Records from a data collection
------------------------

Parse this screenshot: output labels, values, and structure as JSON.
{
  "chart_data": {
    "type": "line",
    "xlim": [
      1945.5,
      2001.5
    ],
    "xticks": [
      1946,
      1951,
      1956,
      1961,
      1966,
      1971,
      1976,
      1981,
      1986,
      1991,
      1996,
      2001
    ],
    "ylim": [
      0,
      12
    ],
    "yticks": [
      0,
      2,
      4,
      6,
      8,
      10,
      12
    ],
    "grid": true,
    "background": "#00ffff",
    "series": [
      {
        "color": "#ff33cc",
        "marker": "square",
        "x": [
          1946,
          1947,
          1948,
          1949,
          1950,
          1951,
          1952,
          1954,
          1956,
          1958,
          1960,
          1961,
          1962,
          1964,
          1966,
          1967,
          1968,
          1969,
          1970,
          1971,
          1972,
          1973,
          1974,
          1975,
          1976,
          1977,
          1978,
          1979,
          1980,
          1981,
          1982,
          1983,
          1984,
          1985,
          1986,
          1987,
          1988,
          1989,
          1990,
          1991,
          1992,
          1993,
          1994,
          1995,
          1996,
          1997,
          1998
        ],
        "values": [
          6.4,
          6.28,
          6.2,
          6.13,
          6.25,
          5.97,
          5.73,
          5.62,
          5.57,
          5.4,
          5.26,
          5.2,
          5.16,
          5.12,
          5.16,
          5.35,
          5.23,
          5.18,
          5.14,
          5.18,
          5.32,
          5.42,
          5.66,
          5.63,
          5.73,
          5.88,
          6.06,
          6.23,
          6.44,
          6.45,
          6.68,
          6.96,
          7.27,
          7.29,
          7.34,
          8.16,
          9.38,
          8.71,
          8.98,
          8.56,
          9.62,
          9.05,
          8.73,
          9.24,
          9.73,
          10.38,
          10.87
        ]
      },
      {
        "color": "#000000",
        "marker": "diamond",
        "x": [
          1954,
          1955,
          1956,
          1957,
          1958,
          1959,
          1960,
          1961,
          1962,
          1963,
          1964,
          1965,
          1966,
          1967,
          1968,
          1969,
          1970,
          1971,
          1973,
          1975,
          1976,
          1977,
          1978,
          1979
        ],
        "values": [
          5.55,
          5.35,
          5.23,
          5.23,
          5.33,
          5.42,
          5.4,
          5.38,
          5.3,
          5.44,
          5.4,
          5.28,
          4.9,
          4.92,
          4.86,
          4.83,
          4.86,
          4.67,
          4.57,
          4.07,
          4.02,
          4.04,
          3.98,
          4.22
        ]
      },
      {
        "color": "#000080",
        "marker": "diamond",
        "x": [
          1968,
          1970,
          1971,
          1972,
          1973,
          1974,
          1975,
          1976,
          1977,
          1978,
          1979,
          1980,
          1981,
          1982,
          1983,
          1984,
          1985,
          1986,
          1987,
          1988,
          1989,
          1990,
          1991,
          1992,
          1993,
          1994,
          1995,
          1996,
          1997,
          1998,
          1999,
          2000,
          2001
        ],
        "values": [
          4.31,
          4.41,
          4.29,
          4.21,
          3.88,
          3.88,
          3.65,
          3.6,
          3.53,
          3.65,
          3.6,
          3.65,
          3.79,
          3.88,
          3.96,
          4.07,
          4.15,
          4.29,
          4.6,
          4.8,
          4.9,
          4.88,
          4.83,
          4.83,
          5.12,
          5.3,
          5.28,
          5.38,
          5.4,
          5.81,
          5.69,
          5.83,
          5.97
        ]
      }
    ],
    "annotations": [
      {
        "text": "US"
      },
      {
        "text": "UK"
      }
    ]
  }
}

------------------------

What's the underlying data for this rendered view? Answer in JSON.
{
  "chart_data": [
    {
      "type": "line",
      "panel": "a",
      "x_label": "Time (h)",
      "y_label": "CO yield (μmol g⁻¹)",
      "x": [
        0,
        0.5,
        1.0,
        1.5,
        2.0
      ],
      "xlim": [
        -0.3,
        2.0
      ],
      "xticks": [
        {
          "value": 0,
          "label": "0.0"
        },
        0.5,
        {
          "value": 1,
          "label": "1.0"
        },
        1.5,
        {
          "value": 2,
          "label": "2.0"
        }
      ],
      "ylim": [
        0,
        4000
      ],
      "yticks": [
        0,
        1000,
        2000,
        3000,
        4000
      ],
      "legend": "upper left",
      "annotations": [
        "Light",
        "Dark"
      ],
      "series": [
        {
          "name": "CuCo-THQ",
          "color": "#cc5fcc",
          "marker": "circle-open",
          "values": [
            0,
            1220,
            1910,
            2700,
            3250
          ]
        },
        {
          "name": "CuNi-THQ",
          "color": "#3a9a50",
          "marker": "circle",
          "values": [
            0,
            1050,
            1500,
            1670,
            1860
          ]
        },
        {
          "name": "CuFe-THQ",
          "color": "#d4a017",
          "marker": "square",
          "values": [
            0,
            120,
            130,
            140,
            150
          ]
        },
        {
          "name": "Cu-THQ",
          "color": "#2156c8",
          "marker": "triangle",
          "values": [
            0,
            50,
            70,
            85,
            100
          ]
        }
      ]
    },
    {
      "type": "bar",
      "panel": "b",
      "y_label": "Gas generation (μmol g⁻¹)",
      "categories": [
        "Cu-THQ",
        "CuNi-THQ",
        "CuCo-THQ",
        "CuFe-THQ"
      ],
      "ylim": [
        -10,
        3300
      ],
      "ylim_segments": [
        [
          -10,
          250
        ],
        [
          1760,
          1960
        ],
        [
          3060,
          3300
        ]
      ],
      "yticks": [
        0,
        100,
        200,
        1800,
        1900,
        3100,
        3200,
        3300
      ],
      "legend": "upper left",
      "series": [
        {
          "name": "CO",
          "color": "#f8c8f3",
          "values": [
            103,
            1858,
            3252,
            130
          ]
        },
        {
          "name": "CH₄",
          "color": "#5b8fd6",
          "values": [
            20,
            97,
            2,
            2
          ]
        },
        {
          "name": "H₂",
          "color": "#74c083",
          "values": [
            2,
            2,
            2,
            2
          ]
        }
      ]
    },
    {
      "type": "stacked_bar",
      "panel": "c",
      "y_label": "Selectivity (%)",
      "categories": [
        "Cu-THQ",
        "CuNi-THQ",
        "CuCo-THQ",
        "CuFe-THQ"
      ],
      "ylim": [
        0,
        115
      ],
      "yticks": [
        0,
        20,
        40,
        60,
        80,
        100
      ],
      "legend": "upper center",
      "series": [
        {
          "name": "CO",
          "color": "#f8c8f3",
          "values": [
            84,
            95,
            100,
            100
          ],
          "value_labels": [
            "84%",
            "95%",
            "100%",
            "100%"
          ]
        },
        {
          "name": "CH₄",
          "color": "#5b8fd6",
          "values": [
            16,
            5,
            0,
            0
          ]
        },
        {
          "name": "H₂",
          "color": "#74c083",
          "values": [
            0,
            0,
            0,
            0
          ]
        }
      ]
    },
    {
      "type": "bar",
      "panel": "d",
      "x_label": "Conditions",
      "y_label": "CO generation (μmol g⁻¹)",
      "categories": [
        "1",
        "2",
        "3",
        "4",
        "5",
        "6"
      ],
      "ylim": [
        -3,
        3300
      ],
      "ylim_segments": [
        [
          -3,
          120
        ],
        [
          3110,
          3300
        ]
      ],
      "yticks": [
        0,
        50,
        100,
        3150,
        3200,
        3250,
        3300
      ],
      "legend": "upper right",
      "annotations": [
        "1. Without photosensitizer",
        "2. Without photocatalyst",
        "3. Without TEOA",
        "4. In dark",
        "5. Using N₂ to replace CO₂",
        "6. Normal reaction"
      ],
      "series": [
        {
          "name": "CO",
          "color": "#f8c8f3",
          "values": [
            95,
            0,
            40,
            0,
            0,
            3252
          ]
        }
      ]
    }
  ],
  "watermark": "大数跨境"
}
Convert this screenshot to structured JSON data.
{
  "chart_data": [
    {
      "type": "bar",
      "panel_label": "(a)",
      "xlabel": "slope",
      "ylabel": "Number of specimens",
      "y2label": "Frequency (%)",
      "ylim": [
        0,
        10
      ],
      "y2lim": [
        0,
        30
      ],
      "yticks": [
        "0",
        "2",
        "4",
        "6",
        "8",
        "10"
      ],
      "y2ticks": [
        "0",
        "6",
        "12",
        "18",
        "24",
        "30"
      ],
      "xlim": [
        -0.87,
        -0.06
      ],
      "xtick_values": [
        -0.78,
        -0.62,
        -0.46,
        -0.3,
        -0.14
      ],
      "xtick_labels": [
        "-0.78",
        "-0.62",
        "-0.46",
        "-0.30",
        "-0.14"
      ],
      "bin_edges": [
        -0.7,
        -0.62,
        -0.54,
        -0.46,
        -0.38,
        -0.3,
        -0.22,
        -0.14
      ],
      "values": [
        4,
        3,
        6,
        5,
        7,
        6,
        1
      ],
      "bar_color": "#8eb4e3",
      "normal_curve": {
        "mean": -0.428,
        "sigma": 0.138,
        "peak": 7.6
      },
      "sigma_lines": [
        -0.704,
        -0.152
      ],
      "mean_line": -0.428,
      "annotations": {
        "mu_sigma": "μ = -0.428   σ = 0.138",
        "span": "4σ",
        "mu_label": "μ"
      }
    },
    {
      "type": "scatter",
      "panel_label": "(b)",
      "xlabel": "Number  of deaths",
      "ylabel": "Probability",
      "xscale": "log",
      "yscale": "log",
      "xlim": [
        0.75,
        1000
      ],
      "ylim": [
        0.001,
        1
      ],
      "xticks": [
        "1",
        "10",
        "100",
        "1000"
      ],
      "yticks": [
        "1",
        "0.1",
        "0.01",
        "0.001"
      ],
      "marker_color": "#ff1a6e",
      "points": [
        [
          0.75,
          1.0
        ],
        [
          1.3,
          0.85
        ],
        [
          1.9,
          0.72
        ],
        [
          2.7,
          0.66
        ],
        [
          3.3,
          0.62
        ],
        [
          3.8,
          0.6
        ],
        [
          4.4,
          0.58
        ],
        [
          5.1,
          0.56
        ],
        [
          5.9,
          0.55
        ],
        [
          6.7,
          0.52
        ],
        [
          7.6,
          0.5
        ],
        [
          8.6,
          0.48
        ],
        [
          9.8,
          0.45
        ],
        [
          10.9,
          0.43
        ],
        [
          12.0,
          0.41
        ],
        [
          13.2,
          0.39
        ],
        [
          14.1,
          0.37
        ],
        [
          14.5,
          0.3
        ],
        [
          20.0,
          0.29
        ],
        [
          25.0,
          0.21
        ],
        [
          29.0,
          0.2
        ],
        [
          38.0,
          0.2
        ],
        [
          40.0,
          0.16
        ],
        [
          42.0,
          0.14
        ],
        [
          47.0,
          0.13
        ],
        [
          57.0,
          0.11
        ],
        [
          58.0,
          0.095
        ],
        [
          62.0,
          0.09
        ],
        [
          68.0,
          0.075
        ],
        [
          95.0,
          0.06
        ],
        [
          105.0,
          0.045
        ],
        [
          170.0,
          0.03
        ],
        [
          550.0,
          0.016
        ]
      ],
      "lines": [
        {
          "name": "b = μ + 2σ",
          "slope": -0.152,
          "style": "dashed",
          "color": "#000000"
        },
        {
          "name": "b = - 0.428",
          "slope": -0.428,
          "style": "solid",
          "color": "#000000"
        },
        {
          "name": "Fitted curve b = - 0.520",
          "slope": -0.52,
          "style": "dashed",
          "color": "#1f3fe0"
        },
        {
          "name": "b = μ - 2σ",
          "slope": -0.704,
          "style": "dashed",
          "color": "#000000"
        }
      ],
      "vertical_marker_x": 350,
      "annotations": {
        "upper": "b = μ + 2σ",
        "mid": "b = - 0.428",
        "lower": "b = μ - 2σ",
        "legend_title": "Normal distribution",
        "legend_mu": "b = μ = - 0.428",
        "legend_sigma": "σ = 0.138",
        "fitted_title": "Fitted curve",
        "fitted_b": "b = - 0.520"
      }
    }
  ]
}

------------------------

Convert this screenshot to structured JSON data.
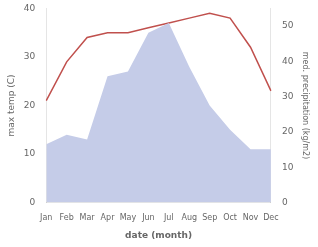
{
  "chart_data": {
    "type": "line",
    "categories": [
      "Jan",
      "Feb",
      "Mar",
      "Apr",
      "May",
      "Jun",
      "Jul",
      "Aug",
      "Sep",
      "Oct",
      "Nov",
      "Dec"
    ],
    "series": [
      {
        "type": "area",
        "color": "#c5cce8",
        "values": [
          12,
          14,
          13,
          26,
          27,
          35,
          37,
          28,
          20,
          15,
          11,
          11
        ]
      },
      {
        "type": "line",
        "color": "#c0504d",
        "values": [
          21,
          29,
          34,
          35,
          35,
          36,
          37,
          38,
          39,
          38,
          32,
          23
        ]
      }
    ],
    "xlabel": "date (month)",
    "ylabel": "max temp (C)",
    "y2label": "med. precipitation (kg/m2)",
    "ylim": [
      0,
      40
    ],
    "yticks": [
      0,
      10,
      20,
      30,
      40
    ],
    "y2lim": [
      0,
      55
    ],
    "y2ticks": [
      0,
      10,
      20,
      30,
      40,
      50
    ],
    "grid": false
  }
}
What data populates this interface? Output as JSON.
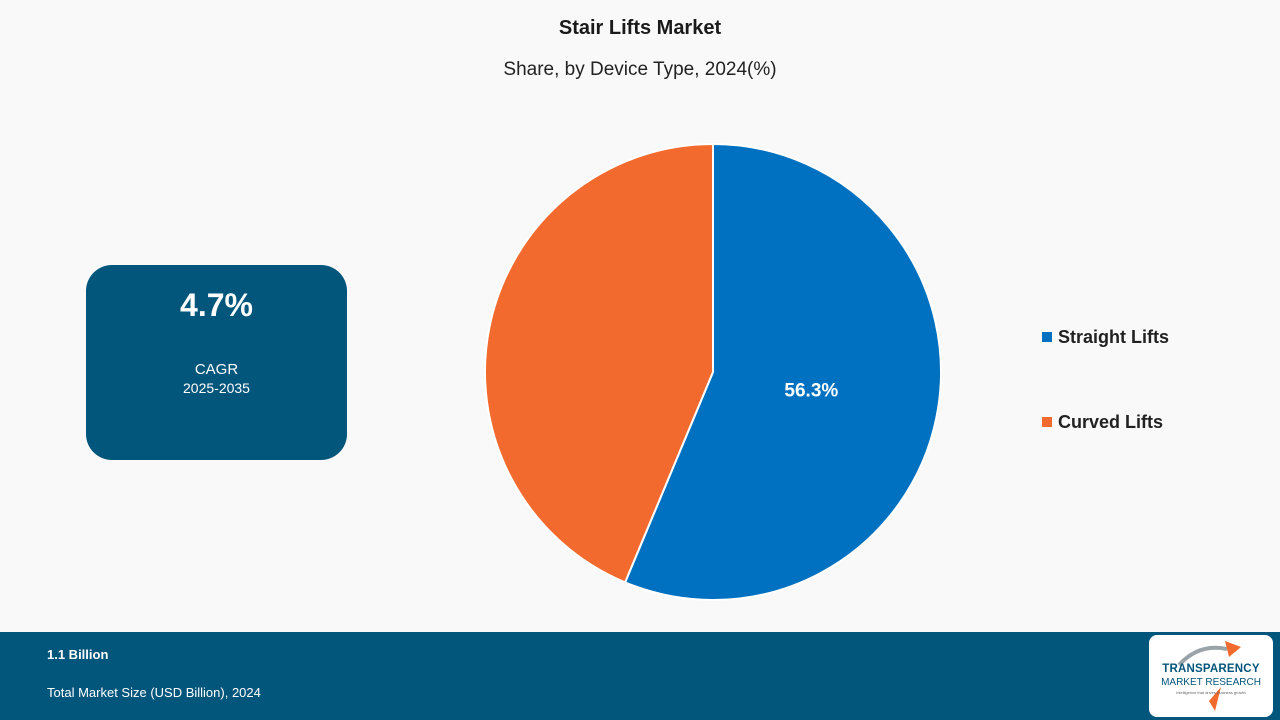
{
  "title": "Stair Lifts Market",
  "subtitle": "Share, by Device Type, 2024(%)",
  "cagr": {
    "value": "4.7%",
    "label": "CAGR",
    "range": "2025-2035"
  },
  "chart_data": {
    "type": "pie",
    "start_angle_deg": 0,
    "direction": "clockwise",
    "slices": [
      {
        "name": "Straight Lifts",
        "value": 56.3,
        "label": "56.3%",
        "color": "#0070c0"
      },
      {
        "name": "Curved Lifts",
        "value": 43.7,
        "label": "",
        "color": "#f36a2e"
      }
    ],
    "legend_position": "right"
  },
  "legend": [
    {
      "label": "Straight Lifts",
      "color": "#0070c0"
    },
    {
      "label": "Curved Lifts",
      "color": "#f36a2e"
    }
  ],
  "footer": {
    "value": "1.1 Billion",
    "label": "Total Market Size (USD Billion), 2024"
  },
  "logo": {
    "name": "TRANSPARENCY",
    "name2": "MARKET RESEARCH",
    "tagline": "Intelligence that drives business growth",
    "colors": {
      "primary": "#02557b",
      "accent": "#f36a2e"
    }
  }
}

------------------------

From the data above, gather every line that includes the word "Number".

[Finished exercise]
      "ylabel": "Number of specimens",
      "xlabel": "Number  of deaths",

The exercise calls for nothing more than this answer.